> [The task]:
In the entries below, find every line holding the string "Matched" and collect it.

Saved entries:

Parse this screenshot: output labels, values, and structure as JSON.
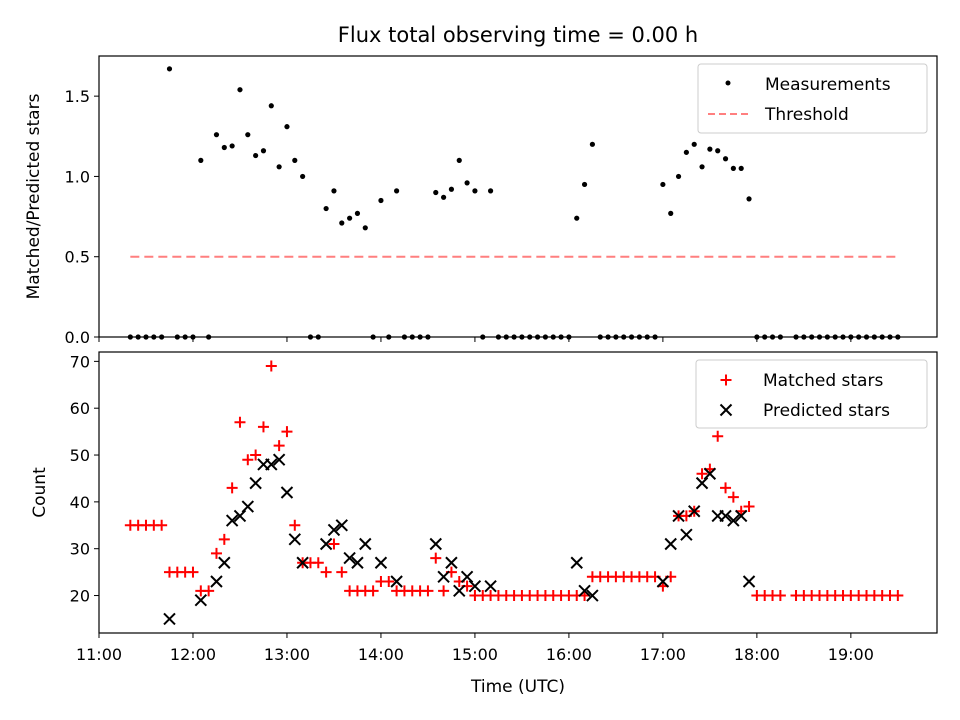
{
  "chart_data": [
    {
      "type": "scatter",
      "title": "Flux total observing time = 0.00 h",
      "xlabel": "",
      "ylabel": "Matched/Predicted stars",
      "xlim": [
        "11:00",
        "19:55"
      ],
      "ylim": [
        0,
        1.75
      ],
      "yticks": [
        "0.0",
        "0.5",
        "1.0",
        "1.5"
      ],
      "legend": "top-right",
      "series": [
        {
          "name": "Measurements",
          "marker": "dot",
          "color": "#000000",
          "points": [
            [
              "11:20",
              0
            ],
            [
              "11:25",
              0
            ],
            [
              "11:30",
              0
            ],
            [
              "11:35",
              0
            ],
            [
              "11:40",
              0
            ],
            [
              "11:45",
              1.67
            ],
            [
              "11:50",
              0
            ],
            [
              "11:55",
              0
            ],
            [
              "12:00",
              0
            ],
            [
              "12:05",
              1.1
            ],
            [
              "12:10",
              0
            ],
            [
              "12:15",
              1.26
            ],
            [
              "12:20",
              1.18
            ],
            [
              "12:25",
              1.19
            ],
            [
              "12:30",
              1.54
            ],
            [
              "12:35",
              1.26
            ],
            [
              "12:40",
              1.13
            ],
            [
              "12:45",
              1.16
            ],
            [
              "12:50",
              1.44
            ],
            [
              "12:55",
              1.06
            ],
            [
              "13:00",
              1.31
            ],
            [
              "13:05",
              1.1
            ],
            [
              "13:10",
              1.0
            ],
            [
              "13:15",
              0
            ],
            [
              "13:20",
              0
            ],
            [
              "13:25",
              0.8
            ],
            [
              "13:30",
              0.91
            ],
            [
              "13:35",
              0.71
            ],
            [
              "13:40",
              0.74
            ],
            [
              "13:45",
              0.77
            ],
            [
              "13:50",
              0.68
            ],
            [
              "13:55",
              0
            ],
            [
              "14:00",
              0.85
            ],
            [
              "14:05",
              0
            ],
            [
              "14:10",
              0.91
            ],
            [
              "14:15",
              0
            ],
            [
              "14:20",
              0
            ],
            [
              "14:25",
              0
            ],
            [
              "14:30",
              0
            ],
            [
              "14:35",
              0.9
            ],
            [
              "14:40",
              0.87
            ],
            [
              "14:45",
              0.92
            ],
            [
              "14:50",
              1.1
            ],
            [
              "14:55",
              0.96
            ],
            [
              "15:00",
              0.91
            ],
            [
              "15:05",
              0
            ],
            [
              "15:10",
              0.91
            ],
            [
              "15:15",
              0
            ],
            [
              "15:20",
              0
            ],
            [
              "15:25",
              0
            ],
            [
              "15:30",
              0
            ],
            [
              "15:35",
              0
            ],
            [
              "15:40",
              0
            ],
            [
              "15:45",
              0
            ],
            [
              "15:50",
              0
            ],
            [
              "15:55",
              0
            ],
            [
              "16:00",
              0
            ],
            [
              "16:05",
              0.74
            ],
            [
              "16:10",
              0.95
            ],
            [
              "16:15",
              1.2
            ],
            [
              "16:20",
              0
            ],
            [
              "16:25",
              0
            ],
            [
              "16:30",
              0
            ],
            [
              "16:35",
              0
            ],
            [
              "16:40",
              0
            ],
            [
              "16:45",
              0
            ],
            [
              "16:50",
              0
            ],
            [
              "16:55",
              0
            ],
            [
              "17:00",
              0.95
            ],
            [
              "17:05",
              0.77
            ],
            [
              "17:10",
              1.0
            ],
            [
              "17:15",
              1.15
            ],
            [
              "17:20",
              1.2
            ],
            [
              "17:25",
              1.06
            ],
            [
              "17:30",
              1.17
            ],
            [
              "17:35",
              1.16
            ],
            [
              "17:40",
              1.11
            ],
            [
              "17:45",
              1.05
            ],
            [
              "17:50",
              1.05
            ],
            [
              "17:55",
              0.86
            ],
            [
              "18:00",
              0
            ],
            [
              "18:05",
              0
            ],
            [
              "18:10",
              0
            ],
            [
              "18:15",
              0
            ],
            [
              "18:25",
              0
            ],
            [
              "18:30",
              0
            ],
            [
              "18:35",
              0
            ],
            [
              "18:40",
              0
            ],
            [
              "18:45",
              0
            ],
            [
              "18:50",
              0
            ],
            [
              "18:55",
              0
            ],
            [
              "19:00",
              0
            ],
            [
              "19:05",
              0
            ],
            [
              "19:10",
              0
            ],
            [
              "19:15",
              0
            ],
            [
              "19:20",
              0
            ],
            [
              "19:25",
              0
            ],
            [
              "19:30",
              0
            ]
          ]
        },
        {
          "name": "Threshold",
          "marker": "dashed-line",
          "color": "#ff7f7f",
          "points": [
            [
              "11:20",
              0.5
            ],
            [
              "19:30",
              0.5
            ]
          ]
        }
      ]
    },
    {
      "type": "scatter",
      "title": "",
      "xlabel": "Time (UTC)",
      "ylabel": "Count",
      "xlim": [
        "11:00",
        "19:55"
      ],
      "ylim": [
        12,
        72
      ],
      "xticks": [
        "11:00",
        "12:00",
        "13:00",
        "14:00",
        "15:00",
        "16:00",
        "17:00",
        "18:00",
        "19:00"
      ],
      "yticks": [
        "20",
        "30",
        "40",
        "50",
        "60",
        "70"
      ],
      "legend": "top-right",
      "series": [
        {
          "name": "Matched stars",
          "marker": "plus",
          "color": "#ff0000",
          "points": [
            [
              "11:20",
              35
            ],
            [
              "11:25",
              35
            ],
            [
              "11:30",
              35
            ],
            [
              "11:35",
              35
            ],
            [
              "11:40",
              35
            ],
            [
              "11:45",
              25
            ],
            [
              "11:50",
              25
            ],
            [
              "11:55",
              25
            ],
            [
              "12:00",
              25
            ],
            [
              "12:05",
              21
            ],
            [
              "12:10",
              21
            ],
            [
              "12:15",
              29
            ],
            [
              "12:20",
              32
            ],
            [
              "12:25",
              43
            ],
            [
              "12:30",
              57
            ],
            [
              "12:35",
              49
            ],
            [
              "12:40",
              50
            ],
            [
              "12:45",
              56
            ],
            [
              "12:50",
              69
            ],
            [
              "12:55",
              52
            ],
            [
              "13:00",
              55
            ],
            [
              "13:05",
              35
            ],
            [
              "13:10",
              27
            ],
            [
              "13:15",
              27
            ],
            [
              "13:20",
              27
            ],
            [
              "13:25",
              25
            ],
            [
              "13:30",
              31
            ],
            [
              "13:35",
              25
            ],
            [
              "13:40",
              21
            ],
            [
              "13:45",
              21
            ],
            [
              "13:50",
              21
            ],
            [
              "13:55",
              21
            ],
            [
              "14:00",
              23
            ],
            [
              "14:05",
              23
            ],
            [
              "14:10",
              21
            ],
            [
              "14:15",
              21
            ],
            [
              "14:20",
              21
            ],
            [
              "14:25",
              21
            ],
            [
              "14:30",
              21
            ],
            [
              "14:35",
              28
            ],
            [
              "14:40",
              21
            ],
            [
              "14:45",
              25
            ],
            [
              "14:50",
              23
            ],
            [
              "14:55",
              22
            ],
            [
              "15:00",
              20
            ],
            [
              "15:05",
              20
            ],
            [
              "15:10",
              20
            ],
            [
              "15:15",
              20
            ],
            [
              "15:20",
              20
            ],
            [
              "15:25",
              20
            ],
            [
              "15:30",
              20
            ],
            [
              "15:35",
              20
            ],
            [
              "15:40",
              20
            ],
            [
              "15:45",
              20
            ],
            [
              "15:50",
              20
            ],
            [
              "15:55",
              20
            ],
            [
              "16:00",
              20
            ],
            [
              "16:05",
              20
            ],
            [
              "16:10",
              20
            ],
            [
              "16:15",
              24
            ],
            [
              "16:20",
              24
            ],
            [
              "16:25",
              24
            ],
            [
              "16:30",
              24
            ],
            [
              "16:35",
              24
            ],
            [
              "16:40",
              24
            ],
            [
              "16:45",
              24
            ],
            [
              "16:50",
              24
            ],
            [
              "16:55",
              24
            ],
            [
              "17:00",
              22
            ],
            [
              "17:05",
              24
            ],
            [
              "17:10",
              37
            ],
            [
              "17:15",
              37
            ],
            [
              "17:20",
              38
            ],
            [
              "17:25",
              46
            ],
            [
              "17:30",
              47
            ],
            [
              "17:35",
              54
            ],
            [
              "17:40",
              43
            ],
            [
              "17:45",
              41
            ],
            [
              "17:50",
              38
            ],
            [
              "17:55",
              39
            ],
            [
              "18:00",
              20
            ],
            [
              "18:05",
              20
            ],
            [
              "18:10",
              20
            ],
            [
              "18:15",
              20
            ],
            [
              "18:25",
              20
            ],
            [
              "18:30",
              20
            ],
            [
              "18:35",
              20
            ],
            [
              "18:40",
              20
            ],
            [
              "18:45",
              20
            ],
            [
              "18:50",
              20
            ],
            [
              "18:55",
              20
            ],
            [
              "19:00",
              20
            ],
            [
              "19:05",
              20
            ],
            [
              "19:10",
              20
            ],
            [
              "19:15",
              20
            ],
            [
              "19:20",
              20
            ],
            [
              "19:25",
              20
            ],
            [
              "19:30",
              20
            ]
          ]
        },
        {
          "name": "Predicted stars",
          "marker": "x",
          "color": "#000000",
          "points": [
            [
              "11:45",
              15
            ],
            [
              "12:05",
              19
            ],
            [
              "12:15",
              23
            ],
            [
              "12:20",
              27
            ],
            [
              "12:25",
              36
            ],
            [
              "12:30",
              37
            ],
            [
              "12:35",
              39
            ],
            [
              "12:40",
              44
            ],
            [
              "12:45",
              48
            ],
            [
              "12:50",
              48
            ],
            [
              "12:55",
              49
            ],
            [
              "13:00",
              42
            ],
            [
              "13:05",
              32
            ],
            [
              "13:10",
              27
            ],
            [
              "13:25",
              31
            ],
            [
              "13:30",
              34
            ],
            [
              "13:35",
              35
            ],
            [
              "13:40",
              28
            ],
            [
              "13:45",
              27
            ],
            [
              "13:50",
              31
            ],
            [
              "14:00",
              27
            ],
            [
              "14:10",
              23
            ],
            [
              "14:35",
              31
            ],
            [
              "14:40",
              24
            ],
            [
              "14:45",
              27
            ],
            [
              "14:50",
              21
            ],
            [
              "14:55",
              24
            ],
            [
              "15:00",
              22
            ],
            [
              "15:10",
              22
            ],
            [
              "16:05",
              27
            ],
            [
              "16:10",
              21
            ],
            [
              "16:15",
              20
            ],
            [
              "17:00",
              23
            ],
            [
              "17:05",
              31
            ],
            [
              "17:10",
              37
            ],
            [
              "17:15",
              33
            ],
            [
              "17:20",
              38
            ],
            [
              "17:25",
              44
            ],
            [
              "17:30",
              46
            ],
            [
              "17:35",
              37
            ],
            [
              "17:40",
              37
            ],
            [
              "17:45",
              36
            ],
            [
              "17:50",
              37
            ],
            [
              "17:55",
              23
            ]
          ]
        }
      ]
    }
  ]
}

> [Task response]:
      "ylabel": "Matched/Predicted stars",
          "name": "Matched stars",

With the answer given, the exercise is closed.